• _TASK TO COMPLETE_:
Pull out every line with the word "fått" from the entries below.

• _GIVEN RECORDS_:
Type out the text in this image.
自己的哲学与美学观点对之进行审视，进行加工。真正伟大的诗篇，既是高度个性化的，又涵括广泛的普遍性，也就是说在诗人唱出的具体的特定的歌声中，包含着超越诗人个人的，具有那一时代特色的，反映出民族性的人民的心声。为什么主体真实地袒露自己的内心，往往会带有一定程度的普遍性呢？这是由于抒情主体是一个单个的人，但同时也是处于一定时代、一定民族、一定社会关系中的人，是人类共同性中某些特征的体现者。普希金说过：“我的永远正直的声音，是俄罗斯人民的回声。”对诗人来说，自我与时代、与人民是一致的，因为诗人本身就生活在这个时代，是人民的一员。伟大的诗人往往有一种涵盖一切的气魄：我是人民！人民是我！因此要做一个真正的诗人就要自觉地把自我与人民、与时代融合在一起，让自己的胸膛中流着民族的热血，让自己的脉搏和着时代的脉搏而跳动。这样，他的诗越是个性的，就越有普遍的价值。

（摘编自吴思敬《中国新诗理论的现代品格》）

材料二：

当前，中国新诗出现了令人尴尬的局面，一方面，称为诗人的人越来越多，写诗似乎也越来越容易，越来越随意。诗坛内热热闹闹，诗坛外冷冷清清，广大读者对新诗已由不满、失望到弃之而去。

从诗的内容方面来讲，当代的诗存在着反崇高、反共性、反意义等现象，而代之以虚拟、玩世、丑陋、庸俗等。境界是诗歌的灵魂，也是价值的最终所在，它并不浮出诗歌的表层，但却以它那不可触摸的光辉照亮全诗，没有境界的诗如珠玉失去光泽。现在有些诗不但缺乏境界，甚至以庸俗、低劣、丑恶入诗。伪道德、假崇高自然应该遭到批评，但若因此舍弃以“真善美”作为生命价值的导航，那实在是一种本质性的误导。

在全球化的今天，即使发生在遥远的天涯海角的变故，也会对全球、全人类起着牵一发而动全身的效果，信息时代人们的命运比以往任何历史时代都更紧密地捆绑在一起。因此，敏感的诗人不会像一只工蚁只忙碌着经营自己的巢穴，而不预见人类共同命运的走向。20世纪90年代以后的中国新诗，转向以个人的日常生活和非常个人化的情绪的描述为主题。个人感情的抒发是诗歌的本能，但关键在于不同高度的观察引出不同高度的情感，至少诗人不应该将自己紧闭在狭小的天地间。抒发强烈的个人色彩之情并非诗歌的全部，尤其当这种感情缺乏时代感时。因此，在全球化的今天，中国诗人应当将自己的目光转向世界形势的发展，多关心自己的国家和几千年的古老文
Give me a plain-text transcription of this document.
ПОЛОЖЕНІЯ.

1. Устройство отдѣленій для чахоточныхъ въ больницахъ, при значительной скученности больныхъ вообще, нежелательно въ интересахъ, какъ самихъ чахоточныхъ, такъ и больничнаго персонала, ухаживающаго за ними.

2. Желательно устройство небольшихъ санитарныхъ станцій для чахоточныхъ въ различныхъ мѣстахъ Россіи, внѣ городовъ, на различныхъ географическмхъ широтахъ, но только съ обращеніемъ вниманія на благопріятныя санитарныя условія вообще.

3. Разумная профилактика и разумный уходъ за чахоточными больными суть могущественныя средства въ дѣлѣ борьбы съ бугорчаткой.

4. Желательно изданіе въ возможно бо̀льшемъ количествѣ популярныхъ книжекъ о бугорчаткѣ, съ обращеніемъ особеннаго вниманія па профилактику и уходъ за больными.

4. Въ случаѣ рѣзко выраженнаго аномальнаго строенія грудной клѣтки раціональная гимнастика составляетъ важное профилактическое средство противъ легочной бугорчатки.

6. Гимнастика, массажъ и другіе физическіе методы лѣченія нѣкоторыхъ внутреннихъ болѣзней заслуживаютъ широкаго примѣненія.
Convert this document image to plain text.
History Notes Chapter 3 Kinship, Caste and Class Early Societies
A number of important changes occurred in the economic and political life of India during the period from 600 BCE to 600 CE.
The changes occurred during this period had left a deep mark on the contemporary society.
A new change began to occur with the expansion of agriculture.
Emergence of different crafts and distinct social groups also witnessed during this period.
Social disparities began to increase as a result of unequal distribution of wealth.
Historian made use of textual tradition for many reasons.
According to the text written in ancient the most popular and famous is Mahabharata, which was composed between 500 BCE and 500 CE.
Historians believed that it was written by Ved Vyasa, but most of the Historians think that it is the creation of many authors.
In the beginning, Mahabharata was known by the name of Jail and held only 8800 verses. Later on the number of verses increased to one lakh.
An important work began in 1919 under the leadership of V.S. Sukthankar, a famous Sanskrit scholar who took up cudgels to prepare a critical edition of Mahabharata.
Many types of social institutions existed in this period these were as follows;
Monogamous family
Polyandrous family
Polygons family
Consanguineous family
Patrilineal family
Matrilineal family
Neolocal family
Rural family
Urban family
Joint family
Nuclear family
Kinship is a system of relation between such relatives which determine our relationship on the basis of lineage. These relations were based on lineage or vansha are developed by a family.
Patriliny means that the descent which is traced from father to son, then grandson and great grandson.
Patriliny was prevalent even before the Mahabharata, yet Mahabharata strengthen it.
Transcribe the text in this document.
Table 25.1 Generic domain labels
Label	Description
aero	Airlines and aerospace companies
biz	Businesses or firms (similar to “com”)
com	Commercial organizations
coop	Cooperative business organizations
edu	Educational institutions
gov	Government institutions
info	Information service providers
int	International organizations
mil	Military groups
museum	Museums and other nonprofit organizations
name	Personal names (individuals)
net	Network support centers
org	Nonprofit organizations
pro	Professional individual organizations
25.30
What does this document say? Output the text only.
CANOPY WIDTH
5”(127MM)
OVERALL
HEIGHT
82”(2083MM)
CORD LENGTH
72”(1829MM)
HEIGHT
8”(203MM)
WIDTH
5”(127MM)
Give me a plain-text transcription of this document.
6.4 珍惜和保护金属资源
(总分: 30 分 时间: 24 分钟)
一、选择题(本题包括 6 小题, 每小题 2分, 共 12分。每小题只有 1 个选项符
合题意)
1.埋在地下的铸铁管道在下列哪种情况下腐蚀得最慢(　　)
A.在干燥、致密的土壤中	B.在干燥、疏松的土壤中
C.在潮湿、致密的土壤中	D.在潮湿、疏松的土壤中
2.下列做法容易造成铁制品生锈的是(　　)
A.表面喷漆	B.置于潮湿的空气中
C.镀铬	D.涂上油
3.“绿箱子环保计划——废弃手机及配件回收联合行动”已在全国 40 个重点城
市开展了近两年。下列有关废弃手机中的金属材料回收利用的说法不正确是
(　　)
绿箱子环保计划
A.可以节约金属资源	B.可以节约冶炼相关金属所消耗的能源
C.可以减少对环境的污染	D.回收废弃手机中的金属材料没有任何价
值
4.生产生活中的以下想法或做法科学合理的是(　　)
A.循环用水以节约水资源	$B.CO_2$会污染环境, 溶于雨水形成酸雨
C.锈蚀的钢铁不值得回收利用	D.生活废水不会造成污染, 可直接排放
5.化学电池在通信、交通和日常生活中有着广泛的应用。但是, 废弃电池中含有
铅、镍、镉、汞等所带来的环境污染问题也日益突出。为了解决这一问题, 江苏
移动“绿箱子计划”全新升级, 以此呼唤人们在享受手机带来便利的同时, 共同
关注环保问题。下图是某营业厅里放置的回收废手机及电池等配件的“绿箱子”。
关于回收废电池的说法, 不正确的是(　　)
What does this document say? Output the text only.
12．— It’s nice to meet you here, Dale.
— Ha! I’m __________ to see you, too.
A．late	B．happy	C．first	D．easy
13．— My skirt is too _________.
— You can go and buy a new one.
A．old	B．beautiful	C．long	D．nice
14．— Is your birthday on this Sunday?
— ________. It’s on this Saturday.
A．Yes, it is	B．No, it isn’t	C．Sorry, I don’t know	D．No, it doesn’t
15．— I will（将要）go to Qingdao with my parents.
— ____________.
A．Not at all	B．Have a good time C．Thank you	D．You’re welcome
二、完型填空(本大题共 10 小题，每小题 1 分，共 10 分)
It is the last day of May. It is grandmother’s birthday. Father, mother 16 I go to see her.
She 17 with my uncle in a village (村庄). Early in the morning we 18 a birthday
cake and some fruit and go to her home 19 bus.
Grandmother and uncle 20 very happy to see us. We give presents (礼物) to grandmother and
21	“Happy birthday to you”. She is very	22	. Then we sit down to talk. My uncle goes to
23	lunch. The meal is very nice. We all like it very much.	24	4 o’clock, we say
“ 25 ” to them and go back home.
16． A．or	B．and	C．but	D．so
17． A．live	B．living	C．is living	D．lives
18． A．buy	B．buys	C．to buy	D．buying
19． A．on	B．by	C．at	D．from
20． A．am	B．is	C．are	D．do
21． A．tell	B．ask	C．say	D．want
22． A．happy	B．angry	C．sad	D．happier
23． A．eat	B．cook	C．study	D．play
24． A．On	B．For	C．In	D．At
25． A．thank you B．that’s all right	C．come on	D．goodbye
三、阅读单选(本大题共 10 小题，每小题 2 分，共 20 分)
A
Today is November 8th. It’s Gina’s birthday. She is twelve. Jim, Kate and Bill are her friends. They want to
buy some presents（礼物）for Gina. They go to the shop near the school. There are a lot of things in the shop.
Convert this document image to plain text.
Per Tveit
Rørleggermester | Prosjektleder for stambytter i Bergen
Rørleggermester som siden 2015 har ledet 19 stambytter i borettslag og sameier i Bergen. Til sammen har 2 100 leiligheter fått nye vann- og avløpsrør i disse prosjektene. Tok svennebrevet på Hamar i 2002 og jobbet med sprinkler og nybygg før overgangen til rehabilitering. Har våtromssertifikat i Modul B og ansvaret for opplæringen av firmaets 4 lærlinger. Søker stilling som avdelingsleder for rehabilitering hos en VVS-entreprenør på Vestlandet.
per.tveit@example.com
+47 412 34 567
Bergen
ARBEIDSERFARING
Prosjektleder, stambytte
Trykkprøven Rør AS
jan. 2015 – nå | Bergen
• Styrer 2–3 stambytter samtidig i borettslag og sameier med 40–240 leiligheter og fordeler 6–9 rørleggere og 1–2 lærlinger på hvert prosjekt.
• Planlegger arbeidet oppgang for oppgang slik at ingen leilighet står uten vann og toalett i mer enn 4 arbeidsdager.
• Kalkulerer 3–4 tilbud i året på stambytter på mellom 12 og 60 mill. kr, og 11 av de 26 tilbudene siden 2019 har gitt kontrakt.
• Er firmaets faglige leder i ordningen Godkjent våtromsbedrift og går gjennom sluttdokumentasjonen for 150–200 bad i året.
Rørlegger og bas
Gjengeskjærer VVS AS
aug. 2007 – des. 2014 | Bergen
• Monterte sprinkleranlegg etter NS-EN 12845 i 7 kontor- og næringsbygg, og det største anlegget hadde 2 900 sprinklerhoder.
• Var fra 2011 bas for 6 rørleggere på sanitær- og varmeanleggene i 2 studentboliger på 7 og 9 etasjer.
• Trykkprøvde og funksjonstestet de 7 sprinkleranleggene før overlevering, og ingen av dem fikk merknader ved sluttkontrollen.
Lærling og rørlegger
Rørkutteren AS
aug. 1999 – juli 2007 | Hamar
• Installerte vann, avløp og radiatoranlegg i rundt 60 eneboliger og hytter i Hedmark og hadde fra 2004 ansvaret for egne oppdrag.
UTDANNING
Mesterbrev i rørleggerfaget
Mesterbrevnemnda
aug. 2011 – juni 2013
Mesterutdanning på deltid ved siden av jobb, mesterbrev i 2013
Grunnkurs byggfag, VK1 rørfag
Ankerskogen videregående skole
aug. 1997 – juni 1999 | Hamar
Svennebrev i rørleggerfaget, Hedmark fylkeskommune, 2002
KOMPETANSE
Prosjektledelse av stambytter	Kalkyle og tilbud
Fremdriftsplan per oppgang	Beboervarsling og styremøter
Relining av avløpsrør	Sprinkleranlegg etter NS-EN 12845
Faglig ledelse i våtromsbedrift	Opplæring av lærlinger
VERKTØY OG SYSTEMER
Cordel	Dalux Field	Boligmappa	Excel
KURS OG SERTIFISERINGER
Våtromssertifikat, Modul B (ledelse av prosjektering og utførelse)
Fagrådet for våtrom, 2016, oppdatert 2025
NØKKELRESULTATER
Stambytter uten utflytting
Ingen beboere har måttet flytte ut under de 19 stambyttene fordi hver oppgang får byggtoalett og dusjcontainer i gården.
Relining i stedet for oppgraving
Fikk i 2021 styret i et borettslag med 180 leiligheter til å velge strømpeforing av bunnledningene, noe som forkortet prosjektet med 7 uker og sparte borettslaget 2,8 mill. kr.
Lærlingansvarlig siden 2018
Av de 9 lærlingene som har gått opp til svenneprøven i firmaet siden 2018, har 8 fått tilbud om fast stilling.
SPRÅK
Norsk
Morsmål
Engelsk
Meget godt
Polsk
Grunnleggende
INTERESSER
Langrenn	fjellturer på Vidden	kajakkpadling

• _PROBLEM SOLUTION_:
Rørleggermester som siden 2015 har ledet 19 stambytter i borettslag og sameier i Bergen. Til sammen har 2 100 leiligheter fått nye vann- og avløpsrør i disse prosjektene. Tok svennebrevet på Hamar i 2002 og jobbet med sprinkler og nybygg før overgangen til rehabilitering. Har våtromssertifikat i Modul B og ansvaret for opplæringen av firmaets 4 lærlinger. Søker stilling som avdelingsleder for rehabilitering hos en VVS-entreprenør på Vestlandet.
Av de 9 lærlingene som har gått opp til svenneprøven i firmaet siden 2018, har 8 fått tilbud om fast stilling.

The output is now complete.